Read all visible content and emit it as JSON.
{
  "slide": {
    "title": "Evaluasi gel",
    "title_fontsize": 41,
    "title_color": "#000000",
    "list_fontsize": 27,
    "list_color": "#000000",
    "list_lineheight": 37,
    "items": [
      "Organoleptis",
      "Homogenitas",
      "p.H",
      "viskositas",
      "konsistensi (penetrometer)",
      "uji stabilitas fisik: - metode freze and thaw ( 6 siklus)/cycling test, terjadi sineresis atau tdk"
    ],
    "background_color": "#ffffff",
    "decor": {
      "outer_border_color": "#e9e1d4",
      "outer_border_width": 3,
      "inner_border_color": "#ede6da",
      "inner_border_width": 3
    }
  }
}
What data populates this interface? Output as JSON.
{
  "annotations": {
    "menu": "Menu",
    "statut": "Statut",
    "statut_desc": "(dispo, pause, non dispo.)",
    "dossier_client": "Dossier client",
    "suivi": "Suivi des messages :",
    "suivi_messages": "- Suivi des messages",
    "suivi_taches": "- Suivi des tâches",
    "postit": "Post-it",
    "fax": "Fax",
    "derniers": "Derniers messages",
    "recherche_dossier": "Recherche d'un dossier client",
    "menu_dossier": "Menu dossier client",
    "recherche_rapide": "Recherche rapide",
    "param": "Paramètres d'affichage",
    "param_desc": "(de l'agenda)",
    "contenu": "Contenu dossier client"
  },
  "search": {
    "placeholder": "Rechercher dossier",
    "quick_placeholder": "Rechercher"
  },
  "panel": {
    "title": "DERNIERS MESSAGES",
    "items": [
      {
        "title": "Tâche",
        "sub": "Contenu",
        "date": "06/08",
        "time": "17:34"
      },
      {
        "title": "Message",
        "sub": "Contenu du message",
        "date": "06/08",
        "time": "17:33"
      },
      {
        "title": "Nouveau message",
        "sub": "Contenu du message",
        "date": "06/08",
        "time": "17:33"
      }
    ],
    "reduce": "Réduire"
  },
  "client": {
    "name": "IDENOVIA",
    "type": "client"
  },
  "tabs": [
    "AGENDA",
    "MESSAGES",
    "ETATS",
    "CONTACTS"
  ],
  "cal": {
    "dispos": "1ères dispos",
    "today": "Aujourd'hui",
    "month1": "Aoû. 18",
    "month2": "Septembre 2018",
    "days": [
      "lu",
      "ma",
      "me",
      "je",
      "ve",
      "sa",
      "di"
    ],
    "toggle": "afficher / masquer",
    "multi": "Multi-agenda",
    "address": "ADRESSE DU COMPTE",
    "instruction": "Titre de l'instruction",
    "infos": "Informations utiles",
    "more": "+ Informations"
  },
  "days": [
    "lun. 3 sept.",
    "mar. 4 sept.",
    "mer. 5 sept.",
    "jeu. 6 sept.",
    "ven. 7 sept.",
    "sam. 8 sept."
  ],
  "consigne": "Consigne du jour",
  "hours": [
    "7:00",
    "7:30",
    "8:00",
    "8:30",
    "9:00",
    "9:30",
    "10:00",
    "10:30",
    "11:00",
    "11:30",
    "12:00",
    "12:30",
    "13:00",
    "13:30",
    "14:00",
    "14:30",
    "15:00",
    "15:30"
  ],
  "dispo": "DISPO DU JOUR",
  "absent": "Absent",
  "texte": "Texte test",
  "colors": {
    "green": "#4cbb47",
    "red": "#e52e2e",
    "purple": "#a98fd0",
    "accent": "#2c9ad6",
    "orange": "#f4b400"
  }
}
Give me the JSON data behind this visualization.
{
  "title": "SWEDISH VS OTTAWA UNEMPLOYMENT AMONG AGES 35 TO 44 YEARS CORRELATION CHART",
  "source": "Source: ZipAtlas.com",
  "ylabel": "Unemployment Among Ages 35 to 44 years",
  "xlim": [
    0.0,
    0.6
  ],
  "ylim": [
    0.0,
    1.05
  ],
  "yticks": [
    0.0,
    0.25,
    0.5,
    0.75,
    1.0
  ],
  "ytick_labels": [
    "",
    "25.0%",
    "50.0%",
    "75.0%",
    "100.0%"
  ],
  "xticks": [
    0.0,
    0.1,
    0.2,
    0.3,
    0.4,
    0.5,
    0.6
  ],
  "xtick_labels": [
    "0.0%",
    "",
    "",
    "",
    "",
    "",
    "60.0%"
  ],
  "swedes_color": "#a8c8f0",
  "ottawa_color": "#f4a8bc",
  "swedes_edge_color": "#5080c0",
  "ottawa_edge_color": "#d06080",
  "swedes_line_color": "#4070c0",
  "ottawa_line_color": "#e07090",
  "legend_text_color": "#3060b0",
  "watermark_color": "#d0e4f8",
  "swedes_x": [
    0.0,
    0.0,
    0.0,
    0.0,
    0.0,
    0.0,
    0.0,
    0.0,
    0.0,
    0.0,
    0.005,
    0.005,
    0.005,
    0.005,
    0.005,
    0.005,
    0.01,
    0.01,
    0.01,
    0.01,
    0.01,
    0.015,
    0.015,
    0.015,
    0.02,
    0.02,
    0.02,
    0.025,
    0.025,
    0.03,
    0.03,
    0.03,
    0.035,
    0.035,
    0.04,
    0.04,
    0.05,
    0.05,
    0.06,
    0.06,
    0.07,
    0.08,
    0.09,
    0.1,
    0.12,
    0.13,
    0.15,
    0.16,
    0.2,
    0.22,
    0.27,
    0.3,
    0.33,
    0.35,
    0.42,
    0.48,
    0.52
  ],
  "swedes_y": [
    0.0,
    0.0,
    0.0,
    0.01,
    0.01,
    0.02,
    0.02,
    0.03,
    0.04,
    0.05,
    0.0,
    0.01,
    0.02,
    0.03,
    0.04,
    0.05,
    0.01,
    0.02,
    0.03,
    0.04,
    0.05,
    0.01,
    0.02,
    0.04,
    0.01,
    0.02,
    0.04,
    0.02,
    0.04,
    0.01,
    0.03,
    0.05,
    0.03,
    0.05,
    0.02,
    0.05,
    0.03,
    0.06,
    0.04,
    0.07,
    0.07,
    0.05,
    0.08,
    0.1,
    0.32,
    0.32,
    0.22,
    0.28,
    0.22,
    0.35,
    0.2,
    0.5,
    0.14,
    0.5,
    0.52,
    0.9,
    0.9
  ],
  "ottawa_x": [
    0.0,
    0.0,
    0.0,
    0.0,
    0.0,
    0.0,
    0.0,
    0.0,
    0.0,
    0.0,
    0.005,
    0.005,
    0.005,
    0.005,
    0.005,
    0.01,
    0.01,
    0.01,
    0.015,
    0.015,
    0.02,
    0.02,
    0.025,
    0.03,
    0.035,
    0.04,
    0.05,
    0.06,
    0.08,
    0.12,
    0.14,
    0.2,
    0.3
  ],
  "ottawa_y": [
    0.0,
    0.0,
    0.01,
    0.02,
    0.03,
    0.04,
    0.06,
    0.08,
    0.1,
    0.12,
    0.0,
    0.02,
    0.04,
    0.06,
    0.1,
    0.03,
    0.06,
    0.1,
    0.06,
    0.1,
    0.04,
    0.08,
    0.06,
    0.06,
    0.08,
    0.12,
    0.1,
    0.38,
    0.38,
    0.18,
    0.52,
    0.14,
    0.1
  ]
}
━━━━
# [WORK INSTRUCTIONS]
Copy out all the entries shown above, character for character.

# [SOLVED EXERCISE]
Read all visible content and emit it as JSON.
{
  "slide": {
    "title": "Evaluasi gel",
    "title_fontsize": 41,
    "title_color": "#000000",
    "list_fontsize": 27,
    "list_color": "#000000",
    "list_lineheight": 37,
    "items": [
      "Organoleptis",
      "Homogenitas",
      "p.H",
      "viskositas",
      "konsistensi (penetrometer)",
      "uji stabilitas fisik: - metode freze and thaw ( 6 siklus)/cycling test, terjadi sineresis atau tdk"
    ],
    "background_color": "#ffffff",
    "decor": {
      "outer_border_color": "#e9e1d4",
      "outer_border_width": 3,
      "inner_border_color": "#ede6da",
      "inner_border_width": 3
    }
  }
}
What data populates this interface? Output as JSON.
{
  "annotations": {
    "menu": "Menu",
    "statut": "Statut",
    "statut_desc": "(dispo, pause, non dispo.)",
    "dossier_client": "Dossier client",
    "suivi": "Suivi des messages :",
    "suivi_messages": "- Suivi des messages",
    "suivi_taches": "- Suivi des tâches",
    "postit": "Post-it",
    "fax": "Fax",
    "derniers": "Derniers messages",
    "recherche_dossier": "Recherche d'un dossier client",
    "menu_dossier": "Menu dossier client",
    "recherche_rapide": "Recherche rapide",
    "param": "Paramètres d'affichage",
    "param_desc": "(de l'agenda)",
    "contenu": "Contenu dossier client"
  },
  "search": {
    "placeholder": "Rechercher dossier",
    "quick_placeholder": "Rechercher"
  },
  "panel": {
    "title": "DERNIERS MESSAGES",
    "items": [
      {
        "title": "Tâche",
        "sub": "Contenu",
        "date": "06/08",
        "time": "17:34"
      },
      {
        "title": "Message",
        "sub": "Contenu du message",
        "date": "06/08",
        "time": "17:33"
      },
      {
        "title": "Nouveau message",
        "sub": "Contenu du message",
        "date": "06/08",
        "time": "17:33"
      }
    ],
    "reduce": "Réduire"
  },
  "client": {
    "name": "IDENOVIA",
    "type": "client"
  },
  "tabs": [
    "AGENDA",
    "MESSAGES",
    "ETATS",
    "CONTACTS"
  ],
  "cal": {
    "dispos": "1ères dispos",
    "today": "Aujourd'hui",
    "month1": "Aoû. 18",
    "month2": "Septembre 2018",
    "days": [
      "lu",
      "ma",
      "me",
      "je",
      "ve",
      "sa",
      "di"
    ],
    "toggle": "afficher / masquer",
    "multi": "Multi-agenda",
    "address": "ADRESSE DU COMPTE",
    "instruction": "Titre de l'instruction",
    "infos": "Informations utiles",
    "more": "+ Informations"
  },
  "days": [
    "lun. 3 sept.",
    "mar. 4 sept.",
    "mer. 5 sept.",
    "jeu. 6 sept.",
    "ven. 7 sept.",
    "sam. 8 sept."
  ],
  "consigne": "Consigne du jour",
  "hours": [
    "7:00",
    "7:30",
    "8:00",
    "8:30",
    "9:00",
    "9:30",
    "10:00",
    "10:30",
    "11:00",
    "11:30",
    "12:00",
    "12:30",
    "13:00",
    "13:30",
    "14:00",
    "14:30",
    "15:00",
    "15:30"
  ],
  "dispo": "DISPO DU JOUR",
  "absent": "Absent",
  "texte": "Texte test",
  "colors": {
    "green": "#4cbb47",
    "red": "#e52e2e",
    "purple": "#a98fd0",
    "accent": "#2c9ad6",
    "orange": "#f4b400"
  }
}
Give me the JSON data behind this visualization.
{
  "title": "SWEDISH VS OTTAWA UNEMPLOYMENT AMONG AGES 35 TO 44 YEARS CORRELATION CHART",
  "source": "Source: ZipAtlas.com",
  "ylabel": "Unemployment Among Ages 35 to 44 years",
  "xlim": [
    0.0,
    0.6
  ],
  "ylim": [
    0.0,
    1.05
  ],
  "yticks": [
    0.0,
    0.25,
    0.5,
    0.75,
    1.0
  ],
  "ytick_labels": [
    "",
    "25.0%",
    "50.0%",
    "75.0%",
    "100.0%"
  ],
  "xticks": [
    0.0,
    0.1,
    0.2,
    0.3,
    0.4,
    0.5,
    0.6
  ],
  "xtick_labels": [
    "0.0%",
    "",
    "",
    "",
    "",
    "",
    "60.0%"
  ],
  "swedes_color": "#a8c8f0",
  "ottawa_color": "#f4a8bc",
  "swedes_edge_color": "#5080c0",
  "ottawa_edge_color": "#d06080",
  "swedes_line_color": "#4070c0",
  "ottawa_line_color": "#e07090",
  "legend_text_color": "#3060b0",
  "watermark_color": "#d0e4f8",
  "swedes_x": [
    0.0,
    0.0,
    0.0,
    0.0,
    0.0,
    0.0,
    0.0,
    0.0,
    0.0,
    0.0,
    0.005,
    0.005,
    0.005,
    0.005,
    0.005,
    0.005,
    0.01,
    0.01,
    0.01,
    0.01,
    0.01,
    0.015,
    0.015,
    0.015,
    0.02,
    0.02,
    0.02,
    0.025,
    0.025,
    0.03,
    0.03,
    0.03,
    0.035,
    0.035,
    0.04,
    0.04,
    0.05,
    0.05,
    0.06,
    0.06,
    0.07,
    0.08,
    0.09,
    0.1,
    0.12,
    0.13,
    0.15,
    0.16,
    0.2,
    0.22,
    0.27,
    0.3,
    0.33,
    0.35,
    0.42,
    0.48,
    0.52
  ],
  "swedes_y": [
    0.0,
    0.0,
    0.0,
    0.01,
    0.01,
    0.02,
    0.02,
    0.03,
    0.04,
    0.05,
    0.0,
    0.01,
    0.02,
    0.03,
    0.04,
    0.05,
    0.01,
    0.02,
    0.03,
    0.04,
    0.05,
    0.01,
    0.02,
    0.04,
    0.01,
    0.02,
    0.04,
    0.02,
    0.04,
    0.01,
    0.03,
    0.05,
    0.03,
    0.05,
    0.02,
    0.05,
    0.03,
    0.06,
    0.04,
    0.07,
    0.07,
    0.05,
    0.08,
    0.1,
    0.32,
    0.32,
    0.22,
    0.28,
    0.22,
    0.35,
    0.2,
    0.5,
    0.14,
    0.5,
    0.52,
    0.9,
    0.9
  ],
  "ottawa_x": [
    0.0,
    0.0,
    0.0,
    0.0,
    0.0,
    0.0,
    0.0,
    0.0,
    0.0,
    0.0,
    0.005,
    0.005,
    0.005,
    0.005,
    0.005,
    0.01,
    0.01,
    0.01,
    0.015,
    0.015,
    0.02,
    0.02,
    0.025,
    0.03,
    0.035,
    0.04,
    0.05,
    0.06,
    0.08,
    0.12,
    0.14,
    0.2,
    0.3
  ],
  "ottawa_y": [
    0.0,
    0.0,
    0.01,
    0.02,
    0.03,
    0.04,
    0.06,
    0.08,
    0.1,
    0.12,
    0.0,
    0.02,
    0.04,
    0.06,
    0.1,
    0.03,
    0.06,
    0.1,
    0.06,
    0.1,
    0.04,
    0.08,
    0.06,
    0.06,
    0.08,
    0.12,
    0.1,
    0.38,
    0.38,
    0.18,
    0.52,
    0.14,
    0.1
  ]
}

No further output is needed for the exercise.